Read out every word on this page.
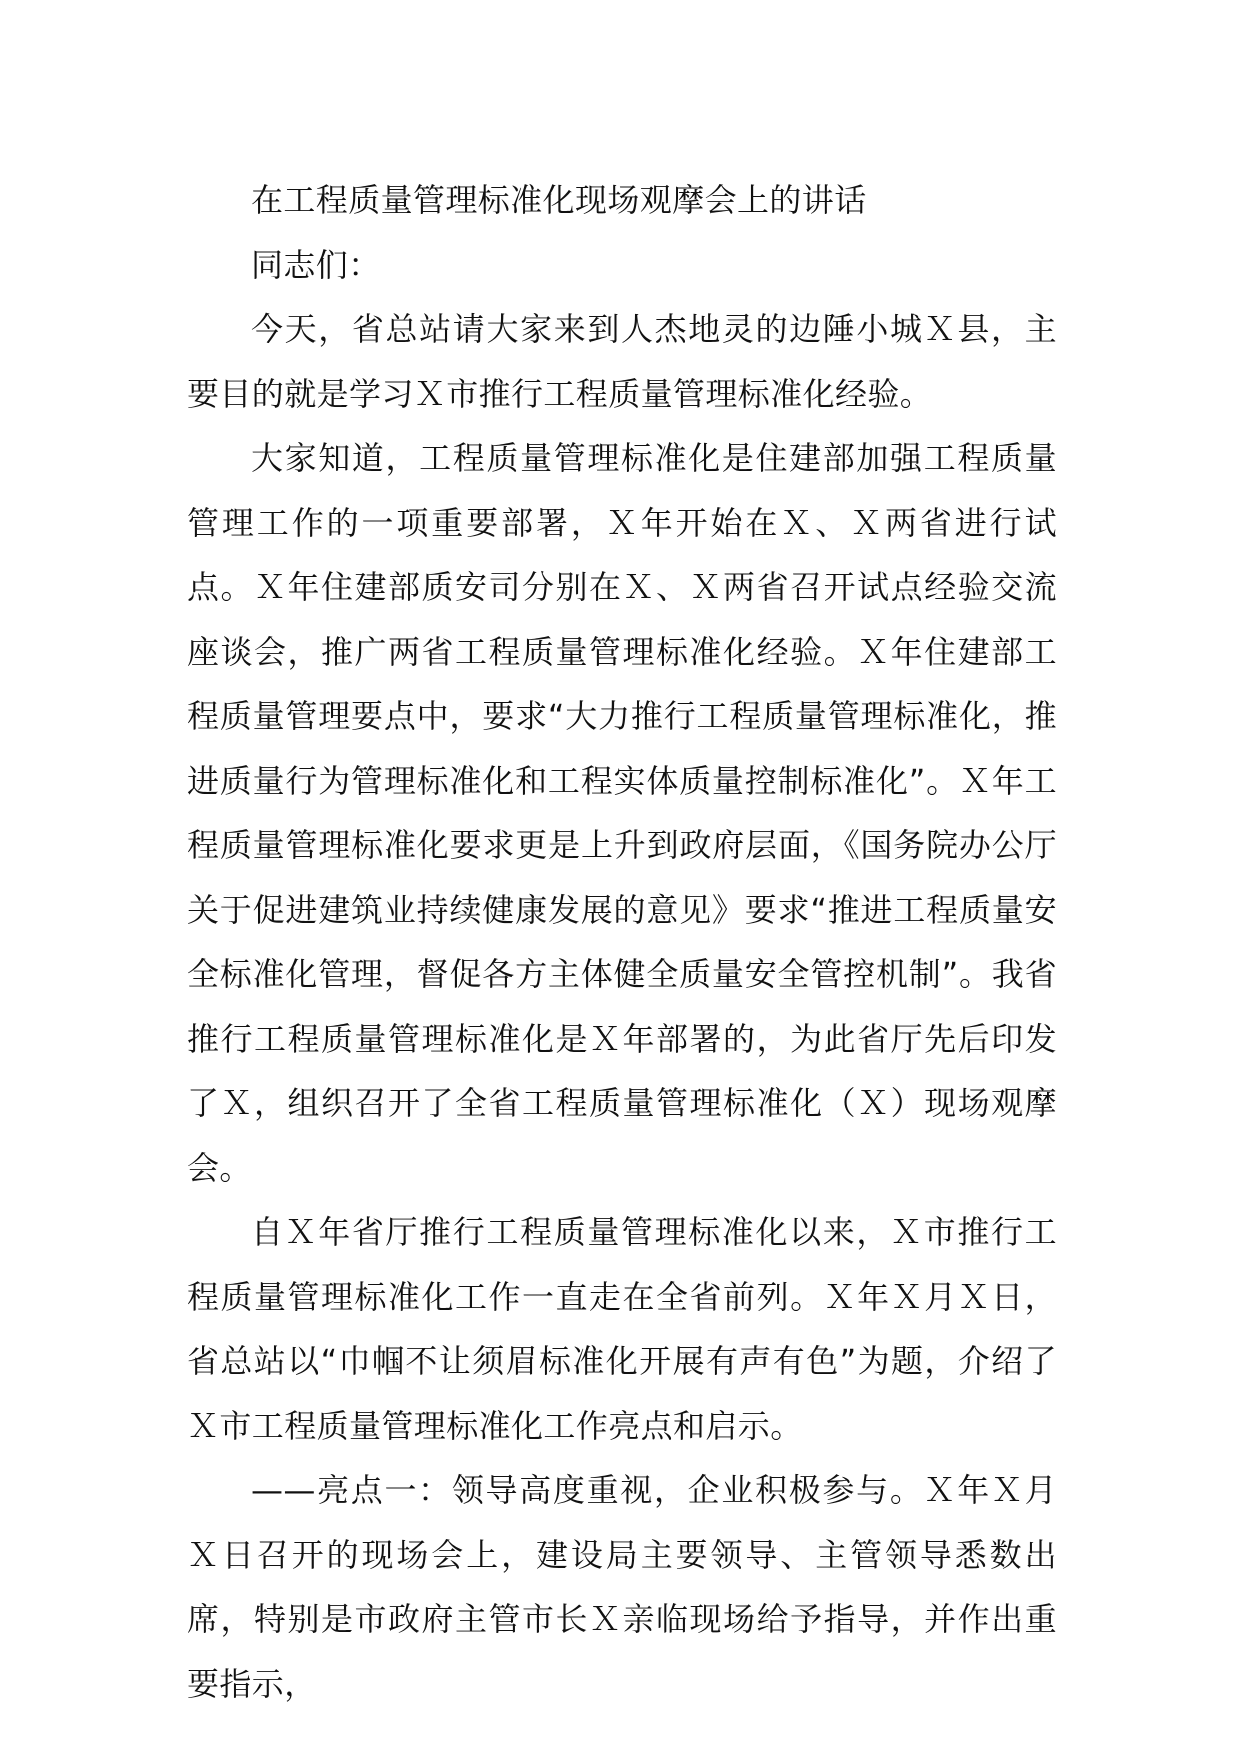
在工程质量管理标准化现场观摩会上的讲话

同志们：

今天，省总站请大家来到人杰地灵的边陲小城Ｘ县，主要目的就是学习Ｘ市推行工程质量管理标准化经验。

大家知道，工程质量管理标准化是住建部加强工程质量管理工作的一项重要部署，Ｘ年开始在Ｘ、Ｘ两省进行试点。Ｘ年住建部质安司分别在Ｘ、Ｘ两省召开试点经验交流座谈会，推广两省工程质量管理标准化经验。Ｘ年住建部工程质量管理要点中，要求“大力推行工程质量管理标准化，推进质量行为管理标准化和工程实体质量控制标准化”。Ｘ年工程质量管理标准化要求更是上升到政府层面，《国务院办公厅关于促进建筑业持续健康发展的意见》要求“推进工程质量安全标准化管理，督促各方主体健全质量安全管控机制”。我省推行工程质量管理标准化是Ｘ年部署的，为此省厅先后印发了Ｘ，组织召开了全省工程质量管理标准化（Ｘ）现场观摩会。

自Ｘ年省厅推行工程质量管理标准化以来，Ｘ市推行工程质量管理标准化工作一直走在全省前列。Ｘ年Ｘ月Ｘ日，省总站以“巾帼不让须眉标准化开展有声有色”为题，介绍了Ｘ市工程质量管理标准化工作亮点和启示。

——亮点一：领导高度重视，企业积极参与。Ｘ年Ｘ月Ｘ日召开的现场会上，建设局主要领导、主管领导悉数出席，特别是市政府主管市长Ｘ亲临现场给予指导，并作出重要指示，
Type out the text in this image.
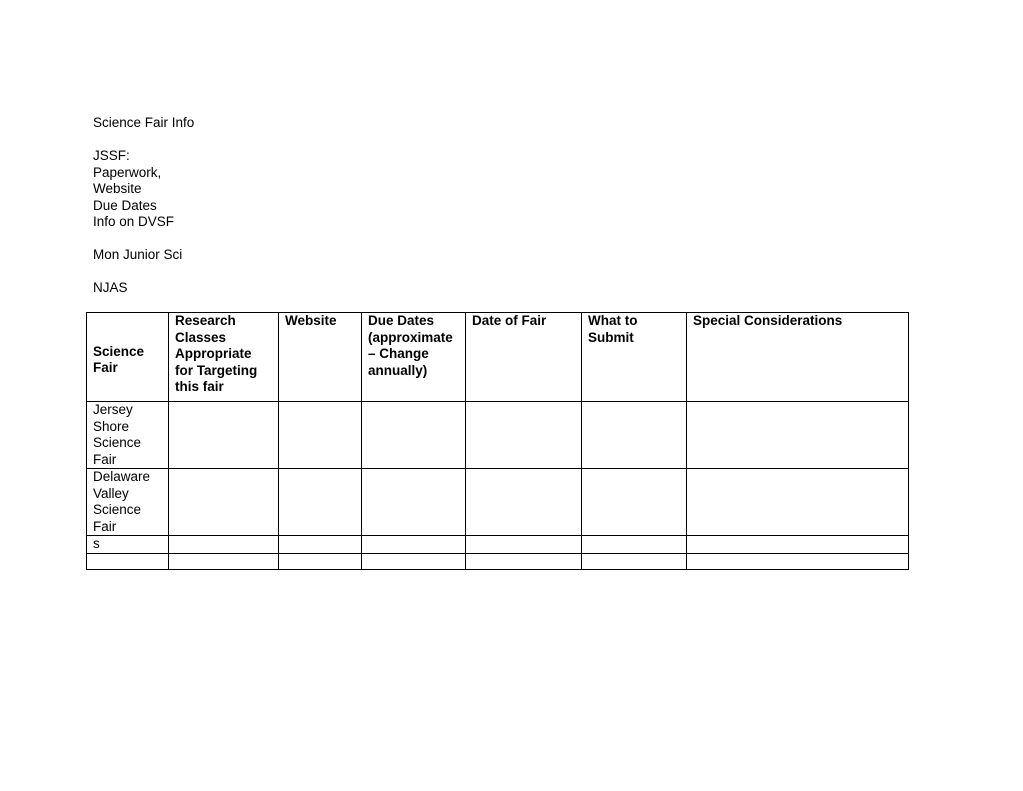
Science Fair Info
JSSF:
Paperwork,
Website
Due Dates
Info on DVSF
Mon Junior Sci
NJAS
Science Fair	Research Classes Appropriate for Targeting this fair	Website	Due Dates (approximate – Change annually)	Date of Fair	What to Submit	Special Considerations
Jersey Shore Science Fair						
Delaware Valley Science Fair						
s						
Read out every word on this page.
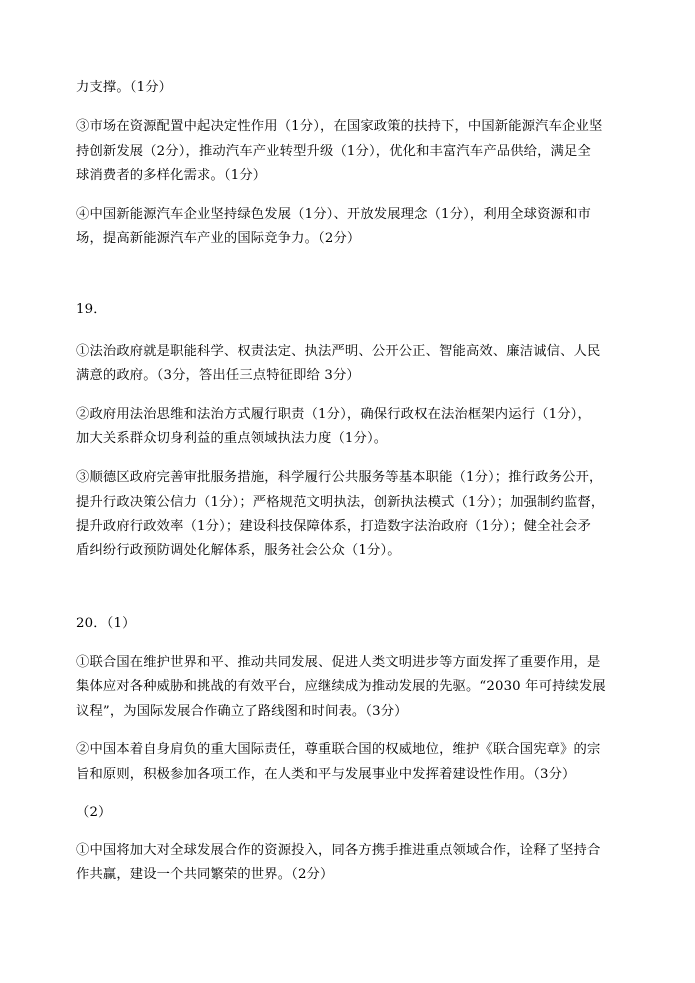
力支撑。（1分）
③市场在资源配置中起决定性作用（1分），在国家政策的扶持下，中国新能源汽车企业坚
持创新发展（2分），推动汽车产业转型升级（1分），优化和丰富汽车产品供给，满足全
球消费者的多样化需求。（1分）
④中国新能源汽车企业坚持绿色发展（1分）、开放发展理念（1分），利用全球资源和市
场，提高新能源汽车产业的国际竞争力。（2分）
19．
①法治政府就是职能科学、权责法定、执法严明、公开公正、智能高效、廉洁诚信、人民
满意的政府。（3分，答出任三点特征即给 3分）
②政府用法治思维和法治方式履行职责（1分），确保行政权在法治框架内运行（1分），
加大关系群众切身利益的重点领域执法力度（1分）。
③顺德区政府完善审批服务措施，科学履行公共服务等基本职能（1分）；推行政务公开，
提升行政决策公信力（1分）；严格规范文明执法，创新执法模式（1分）；加强制约监督，
提升政府行政效率（1分）；建设科技保障体系，打造数字法治政府（1分）；健全社会矛
盾纠纷行政预防调处化解体系，服务社会公众（1分）。
20．（1）
①联合国在维护世界和平、推动共同发展、促进人类文明进步等方面发挥了重要作用，是
集体应对各种威胁和挑战的有效平台，应继续成为推动发展的先驱。“2030 年可持续发展
议程”，为国际发展合作确立了路线图和时间表。（3分）
②中国本着自身肩负的重大国际责任，尊重联合国的权威地位，维护《联合国宪章》的宗
旨和原则，积极参加各项工作，在人类和平与发展事业中发挥着建设性作用。（3分）
（2）
①中国将加大对全球发展合作的资源投入，同各方携手推进重点领域合作，诠释了坚持合
作共赢，建设一个共同繁荣的世界。（2分）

▶ [EXERCISE DIRECTIONS] Restate the full listing verbatim and drop every picture.

▶ [FULL RESPONSE]
Read out every word on this page.
在工程质量管理标准化现场观摩会上的讲话

同志们：

今天，省总站请大家来到人杰地灵的边陲小城Ｘ县，主要目的就是学习Ｘ市推行工程质量管理标准化经验。

大家知道，工程质量管理标准化是住建部加强工程质量管理工作的一项重要部署，Ｘ年开始在Ｘ、Ｘ两省进行试点。Ｘ年住建部质安司分别在Ｘ、Ｘ两省召开试点经验交流座谈会，推广两省工程质量管理标准化经验。Ｘ年住建部工程质量管理要点中，要求“大力推行工程质量管理标准化，推进质量行为管理标准化和工程实体质量控制标准化”。Ｘ年工程质量管理标准化要求更是上升到政府层面，《国务院办公厅关于促进建筑业持续健康发展的意见》要求“推进工程质量安全标准化管理，督促各方主体健全质量安全管控机制”。我省推行工程质量管理标准化是Ｘ年部署的，为此省厅先后印发了Ｘ，组织召开了全省工程质量管理标准化（Ｘ）现场观摩会。

自Ｘ年省厅推行工程质量管理标准化以来，Ｘ市推行工程质量管理标准化工作一直走在全省前列。Ｘ年Ｘ月Ｘ日，省总站以“巾帼不让须眉标准化开展有声有色”为题，介绍了Ｘ市工程质量管理标准化工作亮点和启示。

——亮点一：领导高度重视，企业积极参与。Ｘ年Ｘ月Ｘ日召开的现场会上，建设局主要领导、主管领导悉数出席，特别是市政府主管市长Ｘ亲临现场给予指导，并作出重要指示，
Type out the text in this image.
Science Fair Info
JSSF:
Paperwork,
Website
Due Dates
Info on DVSF
Mon Junior Sci
NJAS
Science Fair	Research Classes Appropriate for Targeting this fair	Website	Due Dates (approximate – Change annually)	Date of Fair	What to Submit	Special Considerations
Jersey Shore Science Fair						
Delaware Valley Science Fair						
s						
Read out every word on this page.
力支撑。（1分）
③市场在资源配置中起决定性作用（1分），在国家政策的扶持下，中国新能源汽车企业坚
持创新发展（2分），推动汽车产业转型升级（1分），优化和丰富汽车产品供给，满足全
球消费者的多样化需求。（1分）
④中国新能源汽车企业坚持绿色发展（1分）、开放发展理念（1分），利用全球资源和市
场，提高新能源汽车产业的国际竞争力。（2分）
19．
①法治政府就是职能科学、权责法定、执法严明、公开公正、智能高效、廉洁诚信、人民
满意的政府。（3分，答出任三点特征即给 3分）
②政府用法治思维和法治方式履行职责（1分），确保行政权在法治框架内运行（1分），
加大关系群众切身利益的重点领域执法力度（1分）。
③顺德区政府完善审批服务措施，科学履行公共服务等基本职能（1分）；推行政务公开，
提升行政决策公信力（1分）；严格规范文明执法，创新执法模式（1分）；加强制约监督，
提升政府行政效率（1分）；建设科技保障体系，打造数字法治政府（1分）；健全社会矛
盾纠纷行政预防调处化解体系，服务社会公众（1分）。
20．（1）
①联合国在维护世界和平、推动共同发展、促进人类文明进步等方面发挥了重要作用，是
集体应对各种威胁和挑战的有效平台，应继续成为推动发展的先驱。“2030 年可持续发展
议程”，为国际发展合作确立了路线图和时间表。（3分）
②中国本着自身肩负的重大国际责任，尊重联合国的权威地位，维护《联合国宪章》的宗
旨和原则，积极参加各项工作，在人类和平与发展事业中发挥着建设性作用。（3分）
（2）
①中国将加大对全球发展合作的资源投入，同各方携手推进重点领域合作，诠释了坚持合
作共赢，建设一个共同繁荣的世界。（2分）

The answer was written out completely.